WORK TO BE COMPLETED: Pick out the lines in the listing below that contain the word "Xosé" and copy them.
>>
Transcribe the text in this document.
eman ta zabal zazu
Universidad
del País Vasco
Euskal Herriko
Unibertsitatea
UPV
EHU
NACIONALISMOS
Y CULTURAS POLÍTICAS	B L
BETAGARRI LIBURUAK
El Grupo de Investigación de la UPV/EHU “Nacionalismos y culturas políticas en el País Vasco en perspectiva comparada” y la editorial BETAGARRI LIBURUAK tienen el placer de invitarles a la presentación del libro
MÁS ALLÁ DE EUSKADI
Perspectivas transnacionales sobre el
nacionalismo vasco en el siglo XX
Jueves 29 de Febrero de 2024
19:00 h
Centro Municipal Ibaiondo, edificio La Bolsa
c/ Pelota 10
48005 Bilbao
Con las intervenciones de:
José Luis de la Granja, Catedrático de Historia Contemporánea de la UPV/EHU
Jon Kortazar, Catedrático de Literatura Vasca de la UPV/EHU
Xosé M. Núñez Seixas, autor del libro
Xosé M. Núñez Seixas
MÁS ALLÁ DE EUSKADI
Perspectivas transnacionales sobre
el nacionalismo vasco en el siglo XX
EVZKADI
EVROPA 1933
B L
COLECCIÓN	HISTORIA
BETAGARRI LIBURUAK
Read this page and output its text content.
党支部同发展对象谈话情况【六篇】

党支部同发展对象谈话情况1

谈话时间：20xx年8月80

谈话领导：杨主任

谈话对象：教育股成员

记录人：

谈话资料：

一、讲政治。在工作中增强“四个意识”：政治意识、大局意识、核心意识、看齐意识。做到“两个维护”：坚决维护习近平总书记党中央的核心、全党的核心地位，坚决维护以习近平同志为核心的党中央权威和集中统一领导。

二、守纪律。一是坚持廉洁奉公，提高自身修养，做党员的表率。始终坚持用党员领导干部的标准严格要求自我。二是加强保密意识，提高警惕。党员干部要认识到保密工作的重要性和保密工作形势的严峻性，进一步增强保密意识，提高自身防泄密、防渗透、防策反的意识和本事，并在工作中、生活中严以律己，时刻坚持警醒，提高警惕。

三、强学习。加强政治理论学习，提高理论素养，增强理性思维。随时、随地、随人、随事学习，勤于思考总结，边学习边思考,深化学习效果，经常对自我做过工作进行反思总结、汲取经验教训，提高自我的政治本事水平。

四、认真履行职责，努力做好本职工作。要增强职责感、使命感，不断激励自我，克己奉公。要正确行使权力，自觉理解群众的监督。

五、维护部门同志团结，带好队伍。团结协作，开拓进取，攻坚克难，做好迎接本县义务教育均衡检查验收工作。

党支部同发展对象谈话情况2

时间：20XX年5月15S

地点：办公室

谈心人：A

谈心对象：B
<<
EXPECTED ANSWER:
Xosé M. Núñez Seixas, autor del libro
Xosé M. Núñez Seixas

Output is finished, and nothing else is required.